- **What to work on**: Would it be possible to write out each entry below exactly, without the pictures?

- **Data for processing**:
▬▬▬▬▬▬

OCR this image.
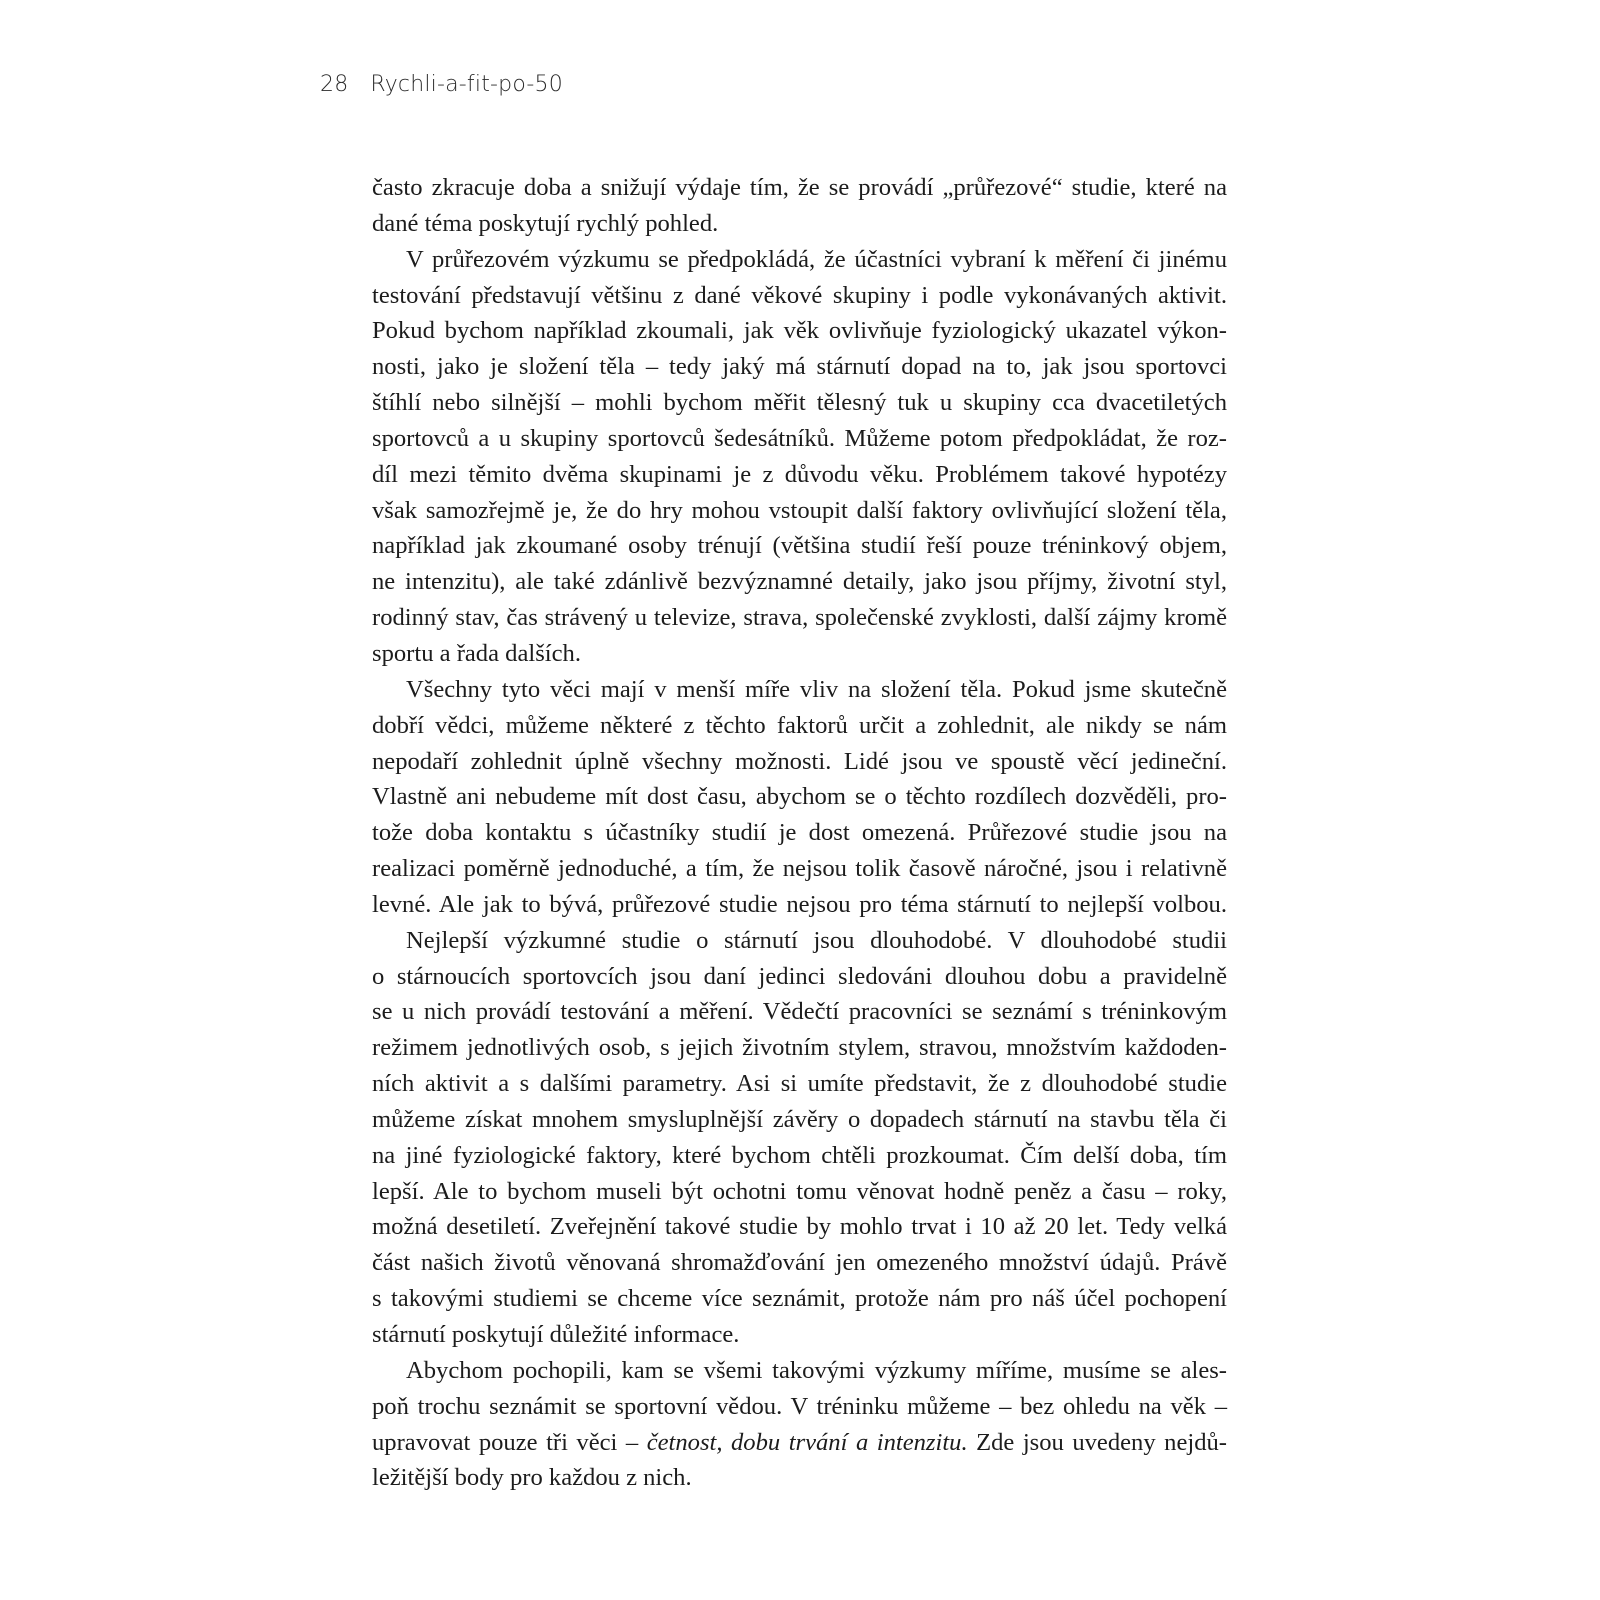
28 Rychli-a-fit-po-50
často zkracuje doba a snižují výdaje tím, že se provádí „průřezové“ studie, které na
dané téma poskytují rychlý pohled.
V průřezovém výzkumu se předpokládá, že účastníci vybraní k měření či jinému
testování představují většinu z dané věkové skupiny i podle vykonávaných aktivit.
Pokud bychom například zkoumali, jak věk ovlivňuje fyziologický ukazatel výkon-
nosti, jako je složení těla – tedy jaký má stárnutí dopad na to, jak jsou sportovci
štíhlí nebo silnější – mohli bychom měřit tělesný tuk u skupiny cca dvacetiletých
sportovců a u skupiny sportovců šedesátníků. Můžeme potom předpokládat, že roz-
díl mezi těmito dvěma skupinami je z důvodu věku. Problémem takové hypotézy
však samozřejmě je, že do hry mohou vstoupit další faktory ovlivňující složení těla,
například jak zkoumané osoby trénují (většina studií řeší pouze tréninkový objem,
ne intenzitu), ale také zdánlivě bezvýznamné detaily, jako jsou příjmy, životní styl,
rodinný stav, čas strávený u televize, strava, společenské zvyklosti, další zájmy kromě
sportu a řada dalších.
Všechny tyto věci mají v menší míře vliv na složení těla. Pokud jsme skutečně
dobří vědci, můžeme některé z těchto faktorů určit a zohlednit, ale nikdy se nám
nepodaří zohlednit úplně všechny možnosti. Lidé jsou ve spoustě věcí jedineční.
Vlastně ani nebudeme mít dost času, abychom se o těchto rozdílech dozvěděli, pro-
tože doba kontaktu s účastníky studií je dost omezená. Průřezové studie jsou na
realizaci poměrně jednoduché, a tím, že nejsou tolik časově náročné, jsou i relativně
levné. Ale jak to bývá, průřezové studie nejsou pro téma stárnutí to nejlepší volbou.
Nejlepší výzkumné studie o stárnutí jsou dlouhodobé. V dlouhodobé studii
o stárnoucích sportovcích jsou daní jedinci sledováni dlouhou dobu a pravidelně
se u nich provádí testování a měření. Vědečtí pracovníci se seznámí s tréninkovým
režimem jednotlivých osob, s jejich životním stylem, stravou, množstvím každoden-
ních aktivit a s dalšími parametry. Asi si umíte představit, že z dlouhodobé studie
můžeme získat mnohem smysluplnější závěry o dopadech stárnutí na stavbu těla či
na jiné fyziologické faktory, které bychom chtěli prozkoumat. Čím delší doba, tím
lepší. Ale to bychom museli být ochotni tomu věnovat hodně peněz a času – roky,
možná desetiletí. Zveřejnění takové studie by mohlo trvat i 10 až 20 let. Tedy velká
část našich životů věnovaná shromažďování jen omezeného množství údajů. Právě
s takovými studiemi se chceme více seznámit, protože nám pro náš účel pochopení
stárnutí poskytují důležité informace.
Abychom pochopili, kam se všemi takovými výzkumy míříme, musíme se ales-
poň trochu seznámit se sportovní vědou. V tréninku můžeme – bez ohledu na věk –
upravovat pouze tři věci – četnost, dobu trvání a intenzitu. Zde jsou uvedeny nejdů-
ležitější body pro každou z nich.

▬▬▬▬▬▬

- **Expected output**:
OCR this image.
28 Rychli-a-fit-po-50
často zkracuje doba a snižují výdaje tím, že se provádí „průřezové“ studie, které na
dané téma poskytují rychlý pohled.
V průřezovém výzkumu se předpokládá, že účastníci vybraní k měření či jinému
testování představují většinu z dané věkové skupiny i podle vykonávaných aktivit.
Pokud bychom například zkoumali, jak věk ovlivňuje fyziologický ukazatel výkon-
nosti, jako je složení těla – tedy jaký má stárnutí dopad na to, jak jsou sportovci
štíhlí nebo silnější – mohli bychom měřit tělesný tuk u skupiny cca dvacetiletých
sportovců a u skupiny sportovců šedesátníků. Můžeme potom předpokládat, že roz-
díl mezi těmito dvěma skupinami je z důvodu věku. Problémem takové hypotézy
však samozřejmě je, že do hry mohou vstoupit další faktory ovlivňující složení těla,
například jak zkoumané osoby trénují (většina studií řeší pouze tréninkový objem,
ne intenzitu), ale také zdánlivě bezvýznamné detaily, jako jsou příjmy, životní styl,
rodinný stav, čas strávený u televize, strava, společenské zvyklosti, další zájmy kromě
sportu a řada dalších.
Všechny tyto věci mají v menší míře vliv na složení těla. Pokud jsme skutečně
dobří vědci, můžeme některé z těchto faktorů určit a zohlednit, ale nikdy se nám
nepodaří zohlednit úplně všechny možnosti. Lidé jsou ve spoustě věcí jedineční.
Vlastně ani nebudeme mít dost času, abychom se o těchto rozdílech dozvěděli, pro-
tože doba kontaktu s účastníky studií je dost omezená. Průřezové studie jsou na
realizaci poměrně jednoduché, a tím, že nejsou tolik časově náročné, jsou i relativně
levné. Ale jak to bývá, průřezové studie nejsou pro téma stárnutí to nejlepší volbou.
Nejlepší výzkumné studie o stárnutí jsou dlouhodobé. V dlouhodobé studii
o stárnoucích sportovcích jsou daní jedinci sledováni dlouhou dobu a pravidelně
se u nich provádí testování a měření. Vědečtí pracovníci se seznámí s tréninkovým
režimem jednotlivých osob, s jejich životním stylem, stravou, množstvím každoden-
ních aktivit a s dalšími parametry. Asi si umíte představit, že z dlouhodobé studie
můžeme získat mnohem smysluplnější závěry o dopadech stárnutí na stavbu těla či
na jiné fyziologické faktory, které bychom chtěli prozkoumat. Čím delší doba, tím
lepší. Ale to bychom museli být ochotni tomu věnovat hodně peněz a času – roky,
možná desetiletí. Zveřejnění takové studie by mohlo trvat i 10 až 20 let. Tedy velká
část našich životů věnovaná shromažďování jen omezeného množství údajů. Právě
s takovými studiemi se chceme více seznámit, protože nám pro náš účel pochopení
stárnutí poskytují důležité informace.
Abychom pochopili, kam se všemi takovými výzkumy míříme, musíme se ales-
poň trochu seznámit se sportovní vědou. V tréninku můžeme – bez ohledu na věk –
upravovat pouze tři věci – četnost, dobu trvání a intenzitu. Zde jsou uvedeny nejdů-
ležitější body pro každou z nich.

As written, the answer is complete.